Among the lines of these entries, how many hold the word "help"? State only the number.
- - - - -
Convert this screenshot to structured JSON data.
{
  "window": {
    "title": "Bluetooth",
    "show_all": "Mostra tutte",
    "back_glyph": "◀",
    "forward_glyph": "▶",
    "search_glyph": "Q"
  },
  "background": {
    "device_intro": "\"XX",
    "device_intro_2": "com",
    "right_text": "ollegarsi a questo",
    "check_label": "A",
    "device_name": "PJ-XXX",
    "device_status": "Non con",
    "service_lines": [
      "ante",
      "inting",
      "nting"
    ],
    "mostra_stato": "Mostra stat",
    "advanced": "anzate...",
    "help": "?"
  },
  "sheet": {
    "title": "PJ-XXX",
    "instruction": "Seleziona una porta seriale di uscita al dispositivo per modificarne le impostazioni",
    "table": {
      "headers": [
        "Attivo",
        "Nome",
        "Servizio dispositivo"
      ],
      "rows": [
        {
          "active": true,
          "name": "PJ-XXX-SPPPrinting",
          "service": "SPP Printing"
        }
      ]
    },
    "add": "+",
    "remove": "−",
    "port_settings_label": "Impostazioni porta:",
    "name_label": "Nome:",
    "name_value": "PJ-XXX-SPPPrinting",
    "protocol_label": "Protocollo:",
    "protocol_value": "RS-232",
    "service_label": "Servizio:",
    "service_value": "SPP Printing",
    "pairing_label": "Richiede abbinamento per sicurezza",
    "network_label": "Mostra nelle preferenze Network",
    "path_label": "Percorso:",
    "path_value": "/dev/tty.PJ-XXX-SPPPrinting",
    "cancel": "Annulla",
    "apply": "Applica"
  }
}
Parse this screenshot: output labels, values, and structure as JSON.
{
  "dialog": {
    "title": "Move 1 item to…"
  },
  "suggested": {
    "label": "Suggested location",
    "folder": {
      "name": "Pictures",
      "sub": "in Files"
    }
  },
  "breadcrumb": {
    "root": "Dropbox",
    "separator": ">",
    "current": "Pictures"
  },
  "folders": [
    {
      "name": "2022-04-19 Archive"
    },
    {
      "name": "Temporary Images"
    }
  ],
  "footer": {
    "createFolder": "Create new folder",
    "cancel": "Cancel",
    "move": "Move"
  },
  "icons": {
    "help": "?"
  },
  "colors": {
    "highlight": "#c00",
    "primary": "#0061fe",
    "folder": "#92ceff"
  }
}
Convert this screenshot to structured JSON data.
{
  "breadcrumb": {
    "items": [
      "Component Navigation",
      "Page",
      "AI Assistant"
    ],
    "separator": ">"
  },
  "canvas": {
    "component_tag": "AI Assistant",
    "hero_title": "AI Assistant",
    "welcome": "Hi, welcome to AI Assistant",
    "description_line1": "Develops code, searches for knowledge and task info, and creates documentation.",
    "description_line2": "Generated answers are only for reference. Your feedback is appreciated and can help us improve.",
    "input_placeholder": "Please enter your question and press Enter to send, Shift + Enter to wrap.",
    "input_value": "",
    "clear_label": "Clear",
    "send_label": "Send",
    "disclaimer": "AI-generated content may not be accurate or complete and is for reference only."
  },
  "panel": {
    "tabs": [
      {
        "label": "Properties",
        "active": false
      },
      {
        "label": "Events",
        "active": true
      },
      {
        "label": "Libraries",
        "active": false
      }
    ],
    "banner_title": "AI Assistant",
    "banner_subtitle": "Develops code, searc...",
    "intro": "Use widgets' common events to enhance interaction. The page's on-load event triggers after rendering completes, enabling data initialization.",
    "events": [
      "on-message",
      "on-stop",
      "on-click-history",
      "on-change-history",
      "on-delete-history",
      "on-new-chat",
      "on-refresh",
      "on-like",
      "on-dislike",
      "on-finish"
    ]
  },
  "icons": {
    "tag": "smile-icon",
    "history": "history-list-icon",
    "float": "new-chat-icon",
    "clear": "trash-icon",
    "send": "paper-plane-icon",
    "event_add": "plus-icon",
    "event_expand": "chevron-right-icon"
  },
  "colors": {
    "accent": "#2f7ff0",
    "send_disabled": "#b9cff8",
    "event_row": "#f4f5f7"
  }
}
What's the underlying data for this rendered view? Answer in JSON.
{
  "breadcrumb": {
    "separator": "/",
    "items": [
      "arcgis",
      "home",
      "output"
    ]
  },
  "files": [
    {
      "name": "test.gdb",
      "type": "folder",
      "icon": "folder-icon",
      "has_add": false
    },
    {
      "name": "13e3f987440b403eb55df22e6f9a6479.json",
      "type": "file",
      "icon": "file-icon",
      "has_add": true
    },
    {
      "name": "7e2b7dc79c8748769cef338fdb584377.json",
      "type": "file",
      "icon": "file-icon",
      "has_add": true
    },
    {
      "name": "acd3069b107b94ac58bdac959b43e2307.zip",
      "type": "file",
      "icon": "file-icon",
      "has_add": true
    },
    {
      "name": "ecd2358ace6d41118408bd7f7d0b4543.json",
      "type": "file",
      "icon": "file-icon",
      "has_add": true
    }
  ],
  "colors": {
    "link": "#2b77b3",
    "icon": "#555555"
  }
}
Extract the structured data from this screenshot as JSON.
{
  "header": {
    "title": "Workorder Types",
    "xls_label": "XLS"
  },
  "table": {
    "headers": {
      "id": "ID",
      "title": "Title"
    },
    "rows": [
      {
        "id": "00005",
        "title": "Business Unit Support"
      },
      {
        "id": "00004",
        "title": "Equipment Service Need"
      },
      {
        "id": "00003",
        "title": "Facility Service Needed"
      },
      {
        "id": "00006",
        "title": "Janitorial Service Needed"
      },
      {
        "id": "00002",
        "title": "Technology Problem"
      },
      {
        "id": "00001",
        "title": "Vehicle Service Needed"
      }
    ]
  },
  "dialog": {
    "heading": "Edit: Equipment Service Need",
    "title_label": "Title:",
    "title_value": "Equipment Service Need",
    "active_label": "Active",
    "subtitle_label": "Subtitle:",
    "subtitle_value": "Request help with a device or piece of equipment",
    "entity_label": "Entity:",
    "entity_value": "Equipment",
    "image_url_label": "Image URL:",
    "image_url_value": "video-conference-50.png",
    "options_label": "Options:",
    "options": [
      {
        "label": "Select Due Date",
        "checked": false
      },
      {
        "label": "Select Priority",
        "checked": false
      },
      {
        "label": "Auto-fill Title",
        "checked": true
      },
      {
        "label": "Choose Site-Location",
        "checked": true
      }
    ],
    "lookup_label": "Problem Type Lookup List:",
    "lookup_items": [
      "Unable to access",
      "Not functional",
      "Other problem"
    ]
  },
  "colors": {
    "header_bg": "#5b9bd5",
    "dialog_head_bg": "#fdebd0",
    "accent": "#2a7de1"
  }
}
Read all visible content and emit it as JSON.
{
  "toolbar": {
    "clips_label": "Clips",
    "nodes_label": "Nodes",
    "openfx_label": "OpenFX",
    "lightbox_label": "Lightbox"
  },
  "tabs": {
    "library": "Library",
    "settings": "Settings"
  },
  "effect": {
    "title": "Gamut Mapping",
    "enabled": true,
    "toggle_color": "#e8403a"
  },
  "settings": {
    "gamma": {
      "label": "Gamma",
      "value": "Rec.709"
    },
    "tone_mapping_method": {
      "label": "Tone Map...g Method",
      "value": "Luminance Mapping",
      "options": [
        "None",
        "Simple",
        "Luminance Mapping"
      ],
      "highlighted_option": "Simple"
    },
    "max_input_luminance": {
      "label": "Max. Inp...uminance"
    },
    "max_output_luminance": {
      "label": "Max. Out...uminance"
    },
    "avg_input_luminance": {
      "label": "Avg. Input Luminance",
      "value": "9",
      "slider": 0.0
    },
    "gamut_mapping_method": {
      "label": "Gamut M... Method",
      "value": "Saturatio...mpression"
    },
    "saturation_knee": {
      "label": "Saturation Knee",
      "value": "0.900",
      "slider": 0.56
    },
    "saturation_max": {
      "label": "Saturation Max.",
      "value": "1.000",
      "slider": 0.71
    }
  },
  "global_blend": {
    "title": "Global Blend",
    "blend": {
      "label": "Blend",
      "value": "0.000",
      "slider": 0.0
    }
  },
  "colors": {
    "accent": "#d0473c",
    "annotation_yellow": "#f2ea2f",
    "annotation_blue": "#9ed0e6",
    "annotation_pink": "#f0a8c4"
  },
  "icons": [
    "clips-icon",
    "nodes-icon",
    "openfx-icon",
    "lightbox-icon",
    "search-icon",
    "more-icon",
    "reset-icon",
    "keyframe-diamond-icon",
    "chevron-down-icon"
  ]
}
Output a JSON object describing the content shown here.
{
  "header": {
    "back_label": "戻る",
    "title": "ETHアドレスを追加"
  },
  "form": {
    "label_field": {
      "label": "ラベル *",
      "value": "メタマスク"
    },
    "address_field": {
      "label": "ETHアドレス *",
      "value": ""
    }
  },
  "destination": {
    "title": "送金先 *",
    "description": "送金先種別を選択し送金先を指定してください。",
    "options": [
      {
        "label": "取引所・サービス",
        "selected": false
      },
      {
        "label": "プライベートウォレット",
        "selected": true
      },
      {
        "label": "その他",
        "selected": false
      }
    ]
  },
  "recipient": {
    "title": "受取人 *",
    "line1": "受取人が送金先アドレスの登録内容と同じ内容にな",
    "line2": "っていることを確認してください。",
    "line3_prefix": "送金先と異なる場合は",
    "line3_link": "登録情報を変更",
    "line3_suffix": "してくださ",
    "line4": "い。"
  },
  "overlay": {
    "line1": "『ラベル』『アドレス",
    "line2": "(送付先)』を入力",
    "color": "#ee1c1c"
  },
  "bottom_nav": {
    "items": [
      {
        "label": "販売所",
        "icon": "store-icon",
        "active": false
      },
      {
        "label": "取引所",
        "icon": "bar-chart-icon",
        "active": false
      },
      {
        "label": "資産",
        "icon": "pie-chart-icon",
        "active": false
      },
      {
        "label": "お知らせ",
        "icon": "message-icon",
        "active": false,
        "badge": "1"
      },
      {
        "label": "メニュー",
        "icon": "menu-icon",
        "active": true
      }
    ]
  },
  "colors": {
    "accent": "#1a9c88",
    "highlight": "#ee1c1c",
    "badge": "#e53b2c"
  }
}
- - - - -
RESULT FOR THIS EXERCISE: 4